● **INPUT ROWS**
* * *
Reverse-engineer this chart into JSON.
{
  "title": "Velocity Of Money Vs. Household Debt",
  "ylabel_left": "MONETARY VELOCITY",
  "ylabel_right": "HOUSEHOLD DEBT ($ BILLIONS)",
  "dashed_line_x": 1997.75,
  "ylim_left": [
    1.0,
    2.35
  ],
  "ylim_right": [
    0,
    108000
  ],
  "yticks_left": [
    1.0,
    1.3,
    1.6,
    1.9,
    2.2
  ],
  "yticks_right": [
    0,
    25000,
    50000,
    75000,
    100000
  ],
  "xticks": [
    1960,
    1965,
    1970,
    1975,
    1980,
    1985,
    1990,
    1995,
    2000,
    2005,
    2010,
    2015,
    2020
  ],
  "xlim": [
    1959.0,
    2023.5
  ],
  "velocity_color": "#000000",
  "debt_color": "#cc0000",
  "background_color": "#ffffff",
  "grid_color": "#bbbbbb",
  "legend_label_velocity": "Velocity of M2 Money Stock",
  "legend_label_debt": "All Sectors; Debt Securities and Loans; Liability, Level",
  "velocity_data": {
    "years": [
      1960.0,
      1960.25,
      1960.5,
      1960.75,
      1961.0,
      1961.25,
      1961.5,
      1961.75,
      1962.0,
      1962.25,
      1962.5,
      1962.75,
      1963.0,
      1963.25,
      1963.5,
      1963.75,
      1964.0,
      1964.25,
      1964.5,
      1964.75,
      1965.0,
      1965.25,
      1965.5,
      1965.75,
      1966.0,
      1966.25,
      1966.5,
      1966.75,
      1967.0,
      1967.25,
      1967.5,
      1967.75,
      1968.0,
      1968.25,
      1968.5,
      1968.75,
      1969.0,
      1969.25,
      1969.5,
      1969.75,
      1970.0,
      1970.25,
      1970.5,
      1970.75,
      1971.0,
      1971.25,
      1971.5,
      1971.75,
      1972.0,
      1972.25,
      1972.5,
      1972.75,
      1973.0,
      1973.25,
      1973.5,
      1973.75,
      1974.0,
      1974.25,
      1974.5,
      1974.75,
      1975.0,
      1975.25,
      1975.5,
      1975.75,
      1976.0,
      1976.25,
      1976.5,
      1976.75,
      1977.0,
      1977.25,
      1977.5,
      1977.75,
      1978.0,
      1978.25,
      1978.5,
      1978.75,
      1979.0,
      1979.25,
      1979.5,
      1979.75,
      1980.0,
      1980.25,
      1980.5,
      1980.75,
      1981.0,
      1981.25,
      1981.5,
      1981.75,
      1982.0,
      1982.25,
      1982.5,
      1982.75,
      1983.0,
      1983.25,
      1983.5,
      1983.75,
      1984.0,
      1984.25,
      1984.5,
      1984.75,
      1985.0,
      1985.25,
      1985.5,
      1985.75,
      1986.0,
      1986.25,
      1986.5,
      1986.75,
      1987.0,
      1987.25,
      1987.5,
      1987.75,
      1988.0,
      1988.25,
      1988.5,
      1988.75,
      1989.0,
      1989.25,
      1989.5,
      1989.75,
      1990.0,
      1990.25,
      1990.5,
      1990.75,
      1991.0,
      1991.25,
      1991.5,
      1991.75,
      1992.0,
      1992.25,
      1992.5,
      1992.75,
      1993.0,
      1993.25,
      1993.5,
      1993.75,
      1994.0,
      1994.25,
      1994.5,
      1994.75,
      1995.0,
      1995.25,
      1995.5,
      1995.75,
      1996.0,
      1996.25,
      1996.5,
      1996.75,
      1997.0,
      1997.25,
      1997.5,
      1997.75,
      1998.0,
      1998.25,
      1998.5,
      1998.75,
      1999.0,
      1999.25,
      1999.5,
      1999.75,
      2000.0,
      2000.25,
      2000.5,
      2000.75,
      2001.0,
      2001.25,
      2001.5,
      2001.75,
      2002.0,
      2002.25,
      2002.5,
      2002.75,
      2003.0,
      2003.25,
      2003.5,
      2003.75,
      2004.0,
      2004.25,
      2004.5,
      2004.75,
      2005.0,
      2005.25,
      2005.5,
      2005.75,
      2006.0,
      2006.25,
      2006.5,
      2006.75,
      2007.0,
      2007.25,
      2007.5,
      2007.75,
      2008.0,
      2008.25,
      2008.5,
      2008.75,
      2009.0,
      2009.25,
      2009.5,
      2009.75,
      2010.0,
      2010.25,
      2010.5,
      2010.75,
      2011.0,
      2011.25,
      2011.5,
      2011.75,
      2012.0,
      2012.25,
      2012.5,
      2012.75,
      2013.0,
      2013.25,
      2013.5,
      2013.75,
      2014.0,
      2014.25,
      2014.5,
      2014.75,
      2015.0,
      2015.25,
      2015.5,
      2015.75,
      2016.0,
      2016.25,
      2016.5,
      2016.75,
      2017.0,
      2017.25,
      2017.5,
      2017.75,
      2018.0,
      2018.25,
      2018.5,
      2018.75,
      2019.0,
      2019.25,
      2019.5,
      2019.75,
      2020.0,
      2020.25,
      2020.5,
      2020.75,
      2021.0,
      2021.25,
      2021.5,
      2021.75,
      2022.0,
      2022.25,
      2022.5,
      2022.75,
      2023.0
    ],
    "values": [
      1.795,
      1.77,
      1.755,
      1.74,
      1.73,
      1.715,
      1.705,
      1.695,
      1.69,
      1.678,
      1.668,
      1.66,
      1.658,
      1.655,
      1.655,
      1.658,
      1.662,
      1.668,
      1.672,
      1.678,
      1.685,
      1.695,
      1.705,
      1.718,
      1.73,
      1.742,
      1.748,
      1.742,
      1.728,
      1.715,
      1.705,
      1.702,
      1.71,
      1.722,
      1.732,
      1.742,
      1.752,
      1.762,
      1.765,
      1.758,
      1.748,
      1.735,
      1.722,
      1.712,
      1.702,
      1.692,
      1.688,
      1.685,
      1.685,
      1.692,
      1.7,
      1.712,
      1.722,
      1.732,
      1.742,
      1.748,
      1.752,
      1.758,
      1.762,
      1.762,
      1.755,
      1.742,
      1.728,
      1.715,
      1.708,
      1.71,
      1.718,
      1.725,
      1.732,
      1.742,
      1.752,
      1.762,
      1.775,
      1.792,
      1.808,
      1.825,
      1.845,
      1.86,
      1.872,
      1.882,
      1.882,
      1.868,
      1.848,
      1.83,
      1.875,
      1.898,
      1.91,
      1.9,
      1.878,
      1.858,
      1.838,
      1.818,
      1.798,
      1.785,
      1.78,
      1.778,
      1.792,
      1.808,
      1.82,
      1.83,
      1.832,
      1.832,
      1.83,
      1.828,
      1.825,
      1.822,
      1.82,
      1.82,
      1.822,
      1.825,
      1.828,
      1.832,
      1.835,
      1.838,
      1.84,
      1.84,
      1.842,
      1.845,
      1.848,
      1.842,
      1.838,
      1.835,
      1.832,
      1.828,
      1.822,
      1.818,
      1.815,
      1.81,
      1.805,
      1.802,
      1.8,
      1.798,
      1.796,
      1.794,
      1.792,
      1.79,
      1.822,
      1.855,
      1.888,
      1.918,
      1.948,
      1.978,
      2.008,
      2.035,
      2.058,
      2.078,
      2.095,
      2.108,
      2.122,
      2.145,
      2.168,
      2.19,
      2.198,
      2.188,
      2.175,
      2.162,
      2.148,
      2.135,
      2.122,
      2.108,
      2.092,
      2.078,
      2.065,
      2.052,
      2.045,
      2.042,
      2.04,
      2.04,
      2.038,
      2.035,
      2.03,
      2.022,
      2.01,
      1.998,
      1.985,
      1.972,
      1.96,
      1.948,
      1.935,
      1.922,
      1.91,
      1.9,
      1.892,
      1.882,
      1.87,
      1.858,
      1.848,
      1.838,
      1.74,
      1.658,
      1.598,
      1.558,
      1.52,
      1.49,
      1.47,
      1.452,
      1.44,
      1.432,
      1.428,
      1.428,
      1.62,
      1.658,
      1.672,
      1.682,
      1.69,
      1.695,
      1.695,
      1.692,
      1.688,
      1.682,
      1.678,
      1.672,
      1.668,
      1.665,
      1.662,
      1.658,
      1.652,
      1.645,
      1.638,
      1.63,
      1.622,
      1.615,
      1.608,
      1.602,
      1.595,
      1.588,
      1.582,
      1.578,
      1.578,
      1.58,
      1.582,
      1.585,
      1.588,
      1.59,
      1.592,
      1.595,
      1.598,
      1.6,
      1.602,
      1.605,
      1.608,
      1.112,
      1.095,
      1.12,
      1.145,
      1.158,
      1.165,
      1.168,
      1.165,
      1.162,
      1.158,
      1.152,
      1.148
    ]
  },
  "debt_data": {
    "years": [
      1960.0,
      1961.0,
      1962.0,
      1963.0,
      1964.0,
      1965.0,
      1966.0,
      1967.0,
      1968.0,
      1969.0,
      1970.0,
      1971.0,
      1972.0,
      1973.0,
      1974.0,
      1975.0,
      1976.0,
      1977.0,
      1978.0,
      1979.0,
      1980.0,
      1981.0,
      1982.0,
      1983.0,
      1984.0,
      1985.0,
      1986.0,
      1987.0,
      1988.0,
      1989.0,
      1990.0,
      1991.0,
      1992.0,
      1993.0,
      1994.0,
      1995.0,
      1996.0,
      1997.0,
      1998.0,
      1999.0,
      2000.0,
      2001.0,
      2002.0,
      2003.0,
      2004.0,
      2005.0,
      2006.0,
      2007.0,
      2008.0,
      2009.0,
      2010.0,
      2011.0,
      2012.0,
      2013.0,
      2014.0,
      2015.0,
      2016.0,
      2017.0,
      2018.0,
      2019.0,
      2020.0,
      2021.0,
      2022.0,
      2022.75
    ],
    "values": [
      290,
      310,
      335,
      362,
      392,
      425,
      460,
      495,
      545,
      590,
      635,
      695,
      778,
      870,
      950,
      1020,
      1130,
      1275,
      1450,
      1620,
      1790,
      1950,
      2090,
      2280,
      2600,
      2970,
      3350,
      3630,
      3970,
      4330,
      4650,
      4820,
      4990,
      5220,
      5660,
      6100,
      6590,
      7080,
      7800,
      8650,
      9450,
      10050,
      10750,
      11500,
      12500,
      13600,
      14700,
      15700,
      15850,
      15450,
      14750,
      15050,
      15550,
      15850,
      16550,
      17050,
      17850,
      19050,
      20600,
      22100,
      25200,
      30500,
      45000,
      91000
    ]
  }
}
* * *
Search the entries for the string "Money" and collect each line that has it.

  "title": "Velocity Of Money Vs. Household Debt",
  "legend_label_velocity": "Velocity of M2 Money Stock",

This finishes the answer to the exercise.